● To be done
Print all the entries verbatim.

● Material for the task
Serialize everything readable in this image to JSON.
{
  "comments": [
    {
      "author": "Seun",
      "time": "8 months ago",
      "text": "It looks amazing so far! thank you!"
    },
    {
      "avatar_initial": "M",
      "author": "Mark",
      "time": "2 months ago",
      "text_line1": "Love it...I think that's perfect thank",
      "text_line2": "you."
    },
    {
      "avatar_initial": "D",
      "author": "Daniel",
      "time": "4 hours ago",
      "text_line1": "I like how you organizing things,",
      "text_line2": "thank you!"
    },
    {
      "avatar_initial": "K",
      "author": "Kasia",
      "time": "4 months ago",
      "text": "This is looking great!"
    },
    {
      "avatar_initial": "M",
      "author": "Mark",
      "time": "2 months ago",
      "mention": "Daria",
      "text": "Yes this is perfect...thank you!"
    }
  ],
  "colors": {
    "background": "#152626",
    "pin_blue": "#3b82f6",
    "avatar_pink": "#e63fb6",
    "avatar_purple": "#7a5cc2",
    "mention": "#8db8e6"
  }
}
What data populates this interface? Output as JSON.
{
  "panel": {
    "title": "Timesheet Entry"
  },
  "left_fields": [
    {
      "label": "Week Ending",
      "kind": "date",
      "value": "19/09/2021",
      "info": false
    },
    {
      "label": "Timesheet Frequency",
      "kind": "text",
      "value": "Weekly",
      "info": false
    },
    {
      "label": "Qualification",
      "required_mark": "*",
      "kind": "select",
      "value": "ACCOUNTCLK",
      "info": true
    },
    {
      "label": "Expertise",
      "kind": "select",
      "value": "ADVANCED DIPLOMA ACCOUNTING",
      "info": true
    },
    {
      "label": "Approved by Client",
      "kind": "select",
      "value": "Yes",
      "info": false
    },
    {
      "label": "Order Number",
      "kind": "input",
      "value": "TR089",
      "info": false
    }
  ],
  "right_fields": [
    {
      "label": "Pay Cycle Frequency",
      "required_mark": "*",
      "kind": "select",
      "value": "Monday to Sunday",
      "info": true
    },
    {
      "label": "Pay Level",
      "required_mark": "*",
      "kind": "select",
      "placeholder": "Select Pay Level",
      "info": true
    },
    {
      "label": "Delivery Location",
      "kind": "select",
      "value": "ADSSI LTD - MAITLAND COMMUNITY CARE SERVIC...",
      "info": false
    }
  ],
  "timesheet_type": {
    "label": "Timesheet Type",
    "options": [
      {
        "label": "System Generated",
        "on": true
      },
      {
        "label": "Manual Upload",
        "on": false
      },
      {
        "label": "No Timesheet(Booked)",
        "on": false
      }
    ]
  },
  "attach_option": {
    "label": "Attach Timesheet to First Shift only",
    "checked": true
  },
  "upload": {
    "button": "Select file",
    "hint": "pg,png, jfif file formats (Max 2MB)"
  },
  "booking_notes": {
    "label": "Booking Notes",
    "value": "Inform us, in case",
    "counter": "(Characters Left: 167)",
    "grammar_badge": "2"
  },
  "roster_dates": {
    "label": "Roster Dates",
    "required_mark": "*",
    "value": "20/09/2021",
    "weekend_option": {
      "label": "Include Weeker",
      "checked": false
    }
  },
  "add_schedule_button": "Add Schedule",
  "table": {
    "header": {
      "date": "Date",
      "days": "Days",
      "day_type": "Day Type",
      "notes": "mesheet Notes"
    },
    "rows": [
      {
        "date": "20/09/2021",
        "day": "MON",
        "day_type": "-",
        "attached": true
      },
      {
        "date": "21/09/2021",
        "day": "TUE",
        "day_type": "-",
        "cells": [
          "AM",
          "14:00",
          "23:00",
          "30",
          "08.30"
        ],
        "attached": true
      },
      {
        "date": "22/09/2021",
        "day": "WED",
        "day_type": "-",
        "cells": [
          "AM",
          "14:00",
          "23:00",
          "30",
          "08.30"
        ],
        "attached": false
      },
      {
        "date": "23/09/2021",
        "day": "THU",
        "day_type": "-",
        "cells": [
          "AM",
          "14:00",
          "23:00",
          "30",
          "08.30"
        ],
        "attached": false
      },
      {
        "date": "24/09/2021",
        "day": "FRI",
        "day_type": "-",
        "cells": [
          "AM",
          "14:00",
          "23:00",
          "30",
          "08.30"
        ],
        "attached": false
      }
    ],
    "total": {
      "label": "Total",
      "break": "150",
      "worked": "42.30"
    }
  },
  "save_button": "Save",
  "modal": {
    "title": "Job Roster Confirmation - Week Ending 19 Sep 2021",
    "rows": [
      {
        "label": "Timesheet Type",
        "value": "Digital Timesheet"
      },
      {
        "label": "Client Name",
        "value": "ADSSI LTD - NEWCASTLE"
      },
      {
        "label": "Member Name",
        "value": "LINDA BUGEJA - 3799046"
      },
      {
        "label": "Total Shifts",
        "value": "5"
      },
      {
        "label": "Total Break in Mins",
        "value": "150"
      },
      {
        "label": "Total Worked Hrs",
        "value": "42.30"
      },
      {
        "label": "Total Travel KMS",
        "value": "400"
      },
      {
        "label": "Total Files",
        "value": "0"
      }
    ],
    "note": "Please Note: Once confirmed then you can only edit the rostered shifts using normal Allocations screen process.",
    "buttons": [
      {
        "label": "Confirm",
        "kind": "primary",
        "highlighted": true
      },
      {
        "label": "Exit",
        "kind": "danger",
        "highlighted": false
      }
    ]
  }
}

● Response below
Serialize everything readable in this image to JSON.
{
  "comments": [
    {
      "author": "Seun",
      "time": "8 months ago",
      "text": "It looks amazing so far! thank you!"
    },
    {
      "avatar_initial": "M",
      "author": "Mark",
      "time": "2 months ago",
      "text_line1": "Love it...I think that's perfect thank",
      "text_line2": "you."
    },
    {
      "avatar_initial": "D",
      "author": "Daniel",
      "time": "4 hours ago",
      "text_line1": "I like how you organizing things,",
      "text_line2": "thank you!"
    },
    {
      "avatar_initial": "K",
      "author": "Kasia",
      "time": "4 months ago",
      "text": "This is looking great!"
    },
    {
      "avatar_initial": "M",
      "author": "Mark",
      "time": "2 months ago",
      "mention": "Daria",
      "text": "Yes this is perfect...thank you!"
    }
  ],
  "colors": {
    "background": "#152626",
    "pin_blue": "#3b82f6",
    "avatar_pink": "#e63fb6",
    "avatar_purple": "#7a5cc2",
    "mention": "#8db8e6"
  }
}
What data populates this interface? Output as JSON.
{
  "panel": {
    "title": "Timesheet Entry"
  },
  "left_fields": [
    {
      "label": "Week Ending",
      "kind": "date",
      "value": "19/09/2021",
      "info": false
    },
    {
      "label": "Timesheet Frequency",
      "kind": "text",
      "value": "Weekly",
      "info": false
    },
    {
      "label": "Qualification",
      "required_mark": "*",
      "kind": "select",
      "value": "ACCOUNTCLK",
      "info": true
    },
    {
      "label": "Expertise",
      "kind": "select",
      "value": "ADVANCED DIPLOMA ACCOUNTING",
      "info": true
    },
    {
      "label": "Approved by Client",
      "kind": "select",
      "value": "Yes",
      "info": false
    },
    {
      "label": "Order Number",
      "kind": "input",
      "value": "TR089",
      "info": false
    }
  ],
  "right_fields": [
    {
      "label": "Pay Cycle Frequency",
      "required_mark": "*",
      "kind": "select",
      "value": "Monday to Sunday",
      "info": true
    },
    {
      "label": "Pay Level",
      "required_mark": "*",
      "kind": "select",
      "placeholder": "Select Pay Level",
      "info": true
    },
    {
      "label": "Delivery Location",
      "kind": "select",
      "value": "ADSSI LTD - MAITLAND COMMUNITY CARE SERVIC...",
      "info": false
    }
  ],
  "timesheet_type": {
    "label": "Timesheet Type",
    "options": [
      {
        "label": "System Generated",
        "on": true
      },
      {
        "label": "Manual Upload",
        "on": false
      },
      {
        "label": "No Timesheet(Booked)",
        "on": false
      }
    ]
  },
  "attach_option": {
    "label": "Attach Timesheet to First Shift only",
    "checked": true
  },
  "upload": {
    "button": "Select file",
    "hint": "pg,png, jfif file formats (Max 2MB)"
  },
  "booking_notes": {
    "label": "Booking Notes",
    "value": "Inform us, in case",
    "counter": "(Characters Left: 167)",
    "grammar_badge": "2"
  },
  "roster_dates": {
    "label": "Roster Dates",
    "required_mark": "*",
    "value": "20/09/2021",
    "weekend_option": {
      "label": "Include Weeker",
      "checked": false
    }
  },
  "add_schedule_button": "Add Schedule",
  "table": {
    "header": {
      "date": "Date",
      "days": "Days",
      "day_type": "Day Type",
      "notes": "mesheet Notes"
    },
    "rows": [
      {
        "date": "20/09/2021",
        "day": "MON",
        "day_type": "-",
        "attached": true
      },
      {
        "date": "21/09/2021",
        "day": "TUE",
        "day_type": "-",
        "cells": [
          "AM",
          "14:00",
          "23:00",
          "30",
          "08.30"
        ],
        "attached": true
      },
      {
        "date": "22/09/2021",
        "day": "WED",
        "day_type": "-",
        "cells": [
          "AM",
          "14:00",
          "23:00",
          "30",
          "08.30"
        ],
        "attached": false
      },
      {
        "date": "23/09/2021",
        "day": "THU",
        "day_type": "-",
        "cells": [
          "AM",
          "14:00",
          "23:00",
          "30",
          "08.30"
        ],
        "attached": false
      },
      {
        "date": "24/09/2021",
        "day": "FRI",
        "day_type": "-",
        "cells": [
          "AM",
          "14:00",
          "23:00",
          "30",
          "08.30"
        ],
        "attached": false
      }
    ],
    "total": {
      "label": "Total",
      "break": "150",
      "worked": "42.30"
    }
  },
  "save_button": "Save",
  "modal": {
    "title": "Job Roster Confirmation - Week Ending 19 Sep 2021",
    "rows": [
      {
        "label": "Timesheet Type",
        "value": "Digital Timesheet"
      },
      {
        "label": "Client Name",
        "value": "ADSSI LTD - NEWCASTLE"
      },
      {
        "label": "Member Name",
        "value": "LINDA BUGEJA - 3799046"
      },
      {
        "label": "Total Shifts",
        "value": "5"
      },
      {
        "label": "Total Break in Mins",
        "value": "150"
      },
      {
        "label": "Total Worked Hrs",
        "value": "42.30"
      },
      {
        "label": "Total Travel KMS",
        "value": "400"
      },
      {
        "label": "Total Files",
        "value": "0"
      }
    ],
    "note": "Please Note: Once confirmed then you can only edit the rostered shifts using normal Allocations screen process.",
    "buttons": [
      {
        "label": "Confirm",
        "kind": "primary",
        "highlighted": true
      },
      {
        "label": "Exit",
        "kind": "danger",
        "highlighted": false
      }
    ]
  }
}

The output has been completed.